*** Supplied material ***

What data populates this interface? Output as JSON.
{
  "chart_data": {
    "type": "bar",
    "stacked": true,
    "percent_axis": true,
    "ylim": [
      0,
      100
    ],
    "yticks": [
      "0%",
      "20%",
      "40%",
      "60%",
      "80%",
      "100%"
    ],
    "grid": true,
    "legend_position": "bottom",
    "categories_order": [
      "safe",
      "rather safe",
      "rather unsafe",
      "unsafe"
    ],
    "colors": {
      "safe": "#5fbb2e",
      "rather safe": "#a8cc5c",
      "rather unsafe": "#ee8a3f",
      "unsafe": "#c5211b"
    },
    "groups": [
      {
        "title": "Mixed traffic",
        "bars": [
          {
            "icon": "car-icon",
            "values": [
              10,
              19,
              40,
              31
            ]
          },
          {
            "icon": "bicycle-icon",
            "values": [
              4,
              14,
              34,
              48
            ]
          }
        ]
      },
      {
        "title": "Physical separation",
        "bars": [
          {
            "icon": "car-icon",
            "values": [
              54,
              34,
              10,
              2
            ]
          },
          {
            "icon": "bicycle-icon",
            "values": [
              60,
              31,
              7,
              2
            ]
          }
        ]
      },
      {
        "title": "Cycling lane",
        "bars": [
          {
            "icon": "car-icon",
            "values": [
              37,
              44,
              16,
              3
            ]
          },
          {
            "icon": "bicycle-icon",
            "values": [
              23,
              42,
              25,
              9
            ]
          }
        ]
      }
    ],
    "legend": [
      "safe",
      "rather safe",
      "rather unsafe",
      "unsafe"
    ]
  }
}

***

Each record above must be given again exactly.

What data populates this interface? Output as JSON.
{
  "chart_data": {
    "type": "bar",
    "stacked": true,
    "percent_axis": true,
    "ylim": [
      0,
      100
    ],
    "yticks": [
      "0%",
      "20%",
      "40%",
      "60%",
      "80%",
      "100%"
    ],
    "grid": true,
    "legend_position": "bottom",
    "categories_order": [
      "safe",
      "rather safe",
      "rather unsafe",
      "unsafe"
    ],
    "colors": {
      "safe": "#5fbb2e",
      "rather safe": "#a8cc5c",
      "rather unsafe": "#ee8a3f",
      "unsafe": "#c5211b"
    },
    "groups": [
      {
        "title": "Mixed traffic",
        "bars": [
          {
            "icon": "car-icon",
            "values": [
              10,
              19,
              40,
              31
            ]
          },
          {
            "icon": "bicycle-icon",
            "values": [
              4,
              14,
              34,
              48
            ]
          }
        ]
      },
      {
        "title": "Physical separation",
        "bars": [
          {
            "icon": "car-icon",
            "values": [
              54,
              34,
              10,
              2
            ]
          },
          {
            "icon": "bicycle-icon",
            "values": [
              60,
              31,
              7,
              2
            ]
          }
        ]
      },
      {
        "title": "Cycling lane",
        "bars": [
          {
            "icon": "car-icon",
            "values": [
              37,
              44,
              16,
              3
            ]
          },
          {
            "icon": "bicycle-icon",
            "values": [
              23,
              42,
              25,
              9
            ]
          }
        ]
      }
    ],
    "legend": [
      "safe",
      "rather safe",
      "rather unsafe",
      "unsafe"
    ]
  }
}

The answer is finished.